→ REQUIRED TASK: Transcribe each record exactly. Include every one.

^^^^^^^^^^^^^^^^

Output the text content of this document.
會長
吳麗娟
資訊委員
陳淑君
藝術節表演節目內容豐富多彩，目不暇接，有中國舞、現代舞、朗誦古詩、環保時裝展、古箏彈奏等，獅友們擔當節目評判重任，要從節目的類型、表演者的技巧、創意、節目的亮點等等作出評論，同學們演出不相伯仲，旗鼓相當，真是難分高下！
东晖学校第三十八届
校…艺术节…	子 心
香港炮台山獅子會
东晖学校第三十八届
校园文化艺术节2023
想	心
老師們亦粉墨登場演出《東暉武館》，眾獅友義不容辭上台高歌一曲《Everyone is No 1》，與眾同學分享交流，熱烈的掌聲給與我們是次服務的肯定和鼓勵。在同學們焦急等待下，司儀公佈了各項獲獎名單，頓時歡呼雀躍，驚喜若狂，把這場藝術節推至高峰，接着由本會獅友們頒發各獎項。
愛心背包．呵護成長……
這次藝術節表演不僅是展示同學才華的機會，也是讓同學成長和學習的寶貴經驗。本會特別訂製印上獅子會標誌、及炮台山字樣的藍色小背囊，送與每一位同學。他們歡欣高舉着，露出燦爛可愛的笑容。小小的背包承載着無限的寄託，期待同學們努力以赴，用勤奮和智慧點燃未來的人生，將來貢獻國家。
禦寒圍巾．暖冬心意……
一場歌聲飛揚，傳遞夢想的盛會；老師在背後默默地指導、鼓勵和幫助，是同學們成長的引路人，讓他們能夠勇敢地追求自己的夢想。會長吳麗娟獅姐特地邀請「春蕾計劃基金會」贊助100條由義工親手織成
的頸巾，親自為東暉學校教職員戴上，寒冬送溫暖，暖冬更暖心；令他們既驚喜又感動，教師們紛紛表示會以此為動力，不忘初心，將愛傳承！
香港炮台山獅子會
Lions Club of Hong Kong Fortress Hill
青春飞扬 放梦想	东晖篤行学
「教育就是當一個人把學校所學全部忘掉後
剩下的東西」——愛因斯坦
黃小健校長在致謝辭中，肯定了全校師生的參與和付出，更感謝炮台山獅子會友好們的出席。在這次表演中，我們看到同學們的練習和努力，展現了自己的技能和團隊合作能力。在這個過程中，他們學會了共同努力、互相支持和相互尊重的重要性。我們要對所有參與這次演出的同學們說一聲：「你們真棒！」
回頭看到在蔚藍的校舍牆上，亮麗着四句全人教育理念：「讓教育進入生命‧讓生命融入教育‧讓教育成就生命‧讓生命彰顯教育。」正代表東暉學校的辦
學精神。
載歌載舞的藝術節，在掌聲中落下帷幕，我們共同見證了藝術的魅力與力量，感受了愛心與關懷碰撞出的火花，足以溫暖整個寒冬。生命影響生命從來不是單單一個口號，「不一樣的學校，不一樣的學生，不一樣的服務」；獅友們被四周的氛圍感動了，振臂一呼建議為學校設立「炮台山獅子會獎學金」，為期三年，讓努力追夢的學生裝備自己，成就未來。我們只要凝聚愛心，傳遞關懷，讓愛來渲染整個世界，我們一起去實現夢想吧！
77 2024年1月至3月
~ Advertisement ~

^^^^^^^^^^^^^^^^

→ THE REPLY:
Output the text content of this document.
會長
吳麗娟
資訊委員
陳淑君
藝術節表演節目內容豐富多彩，目不暇接，有中國舞、現代舞、朗誦古詩、環保時裝展、古箏彈奏等，獅友們擔當節目評判重任，要從節目的類型、表演者的技巧、創意、節目的亮點等等作出評論，同學們演出不相伯仲，旗鼓相當，真是難分高下！
东晖学校第三十八届
校…艺术节…	子 心
香港炮台山獅子會
东晖学校第三十八届
校园文化艺术节2023
想	心
老師們亦粉墨登場演出《東暉武館》，眾獅友義不容辭上台高歌一曲《Everyone is No 1》，與眾同學分享交流，熱烈的掌聲給與我們是次服務的肯定和鼓勵。在同學們焦急等待下，司儀公佈了各項獲獎名單，頓時歡呼雀躍，驚喜若狂，把這場藝術節推至高峰，接着由本會獅友們頒發各獎項。
愛心背包．呵護成長……
這次藝術節表演不僅是展示同學才華的機會，也是讓同學成長和學習的寶貴經驗。本會特別訂製印上獅子會標誌、及炮台山字樣的藍色小背囊，送與每一位同學。他們歡欣高舉着，露出燦爛可愛的笑容。小小的背包承載着無限的寄託，期待同學們努力以赴，用勤奮和智慧點燃未來的人生，將來貢獻國家。
禦寒圍巾．暖冬心意……
一場歌聲飛揚，傳遞夢想的盛會；老師在背後默默地指導、鼓勵和幫助，是同學們成長的引路人，讓他們能夠勇敢地追求自己的夢想。會長吳麗娟獅姐特地邀請「春蕾計劃基金會」贊助100條由義工親手織成
的頸巾，親自為東暉學校教職員戴上，寒冬送溫暖，暖冬更暖心；令他們既驚喜又感動，教師們紛紛表示會以此為動力，不忘初心，將愛傳承！
香港炮台山獅子會
Lions Club of Hong Kong Fortress Hill
青春飞扬 放梦想	东晖篤行学
「教育就是當一個人把學校所學全部忘掉後
剩下的東西」——愛因斯坦
黃小健校長在致謝辭中，肯定了全校師生的參與和付出，更感謝炮台山獅子會友好們的出席。在這次表演中，我們看到同學們的練習和努力，展現了自己的技能和團隊合作能力。在這個過程中，他們學會了共同努力、互相支持和相互尊重的重要性。我們要對所有參與這次演出的同學們說一聲：「你們真棒！」
回頭看到在蔚藍的校舍牆上，亮麗着四句全人教育理念：「讓教育進入生命‧讓生命融入教育‧讓教育成就生命‧讓生命彰顯教育。」正代表東暉學校的辦
學精神。
載歌載舞的藝術節，在掌聲中落下帷幕，我們共同見證了藝術的魅力與力量，感受了愛心與關懷碰撞出的火花，足以溫暖整個寒冬。生命影響生命從來不是單單一個口號，「不一樣的學校，不一樣的學生，不一樣的服務」；獅友們被四周的氛圍感動了，振臂一呼建議為學校設立「炮台山獅子會獎學金」，為期三年，讓努力追夢的學生裝備自己，成就未來。我們只要凝聚愛心，傳遞關懷，讓愛來渲染整個世界，我們一起去實現夢想吧！
77 2024年1月至3月
~ Advertisement ~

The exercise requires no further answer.